◆ **SOURCE DOCUMENT**
------

We get a capacity from the user, and create an array of size capacity. Then, we keep adding numbers to the array, until we reach the capacity. Then, we print each number in the array.
But our program is limited to a capacity we choose initially.

We can size an array dynamically:

#include <cs50.h>
#include <stdio.h>

int main(void)
{
    // Memory for numbers
    int *numbers = NULL;
    int capacity = 0;

    // Prompt for numbers (until EOF)
    int size = 0;
    while (true)
    {
        // Prompt for number
        int number = get_int("Number: ");

        // Check for EOF
        if (number == INT_MAX)
        {
            break;
        }

        // Check whether enough space for number
        if (size == capacity)
        {
            // Allocate space for number
            int *tmp = realloc(numbers, sizeof(int) * (size + 1));
            if (!tmp)
            {
                if (numbers)
                {
                    free(numbers);
                }
                return 1;
            }
            numbers = tmp;
            capacity++;
        }

        // Add number to list
        numbers[size] = number;
        size++;
    }

    // Print numbers
    printf("\n");
    for (int i = 0; i < size; i++)

------

◆ **DATASET EXTRACT**

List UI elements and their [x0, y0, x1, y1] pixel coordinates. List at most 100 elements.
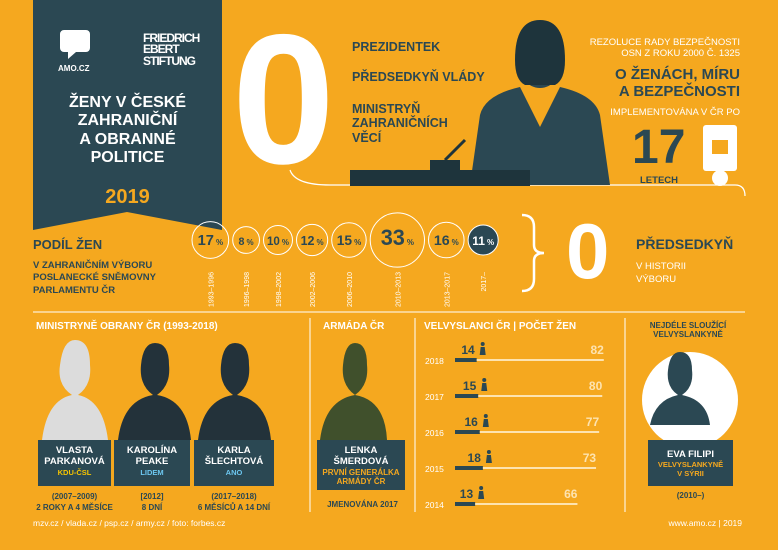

------

◆ **CHALLENGES**
A) Copy word for word the part of the dynamic array passage that begins at the words "We get a capacity" and ends after "we choose initially.".
B) Carry on the dynamic array passage from its last line.

◆ **EXPECTED OUTPUTS**
A)
We get a capacity from the user, and create an array of size capacity. Then, we keep adding numbers to the array, until we reach the capacity. Then, we print each number in the array.
But our program is limited to a capacity we choose initially.

B)
    {
        printf("%i\n", numbers[i]);
    }

    // Free memory
    if (numbers)
    {
        free(numbers);
    }
}

We get one number at a time,
First, we initialize a pointer called numbers, but we don’t initialize it yet. We track the capacity of our array, as well as the size of the array so far.
Then, we get one number at a time from the user. get_int will return INT_MAX if we indicate EOF, or “end of file” as the end to our input (control + d in the terminal), so if that happens, we can break out of the loop.
If we’ve reached our capacity for the numbers array, we use realloc to reallocate enough space for an additional integer in the array. We check that realloc returned a pointer that isn’t null, and if not, free the existing numbers array if we have one, and return 1. If we do get enough space, then we can add the new number to the array.
Finally, we can print each number in the array, and free the array. If not, running valgrind ./list1 will show us an error.

Now let’s write the same program, using a linked list:

#include <cs50.h>
#include <stdio.h>

typedef struct node
{
    int number;
    struct node *next;
}
node;

int main(void)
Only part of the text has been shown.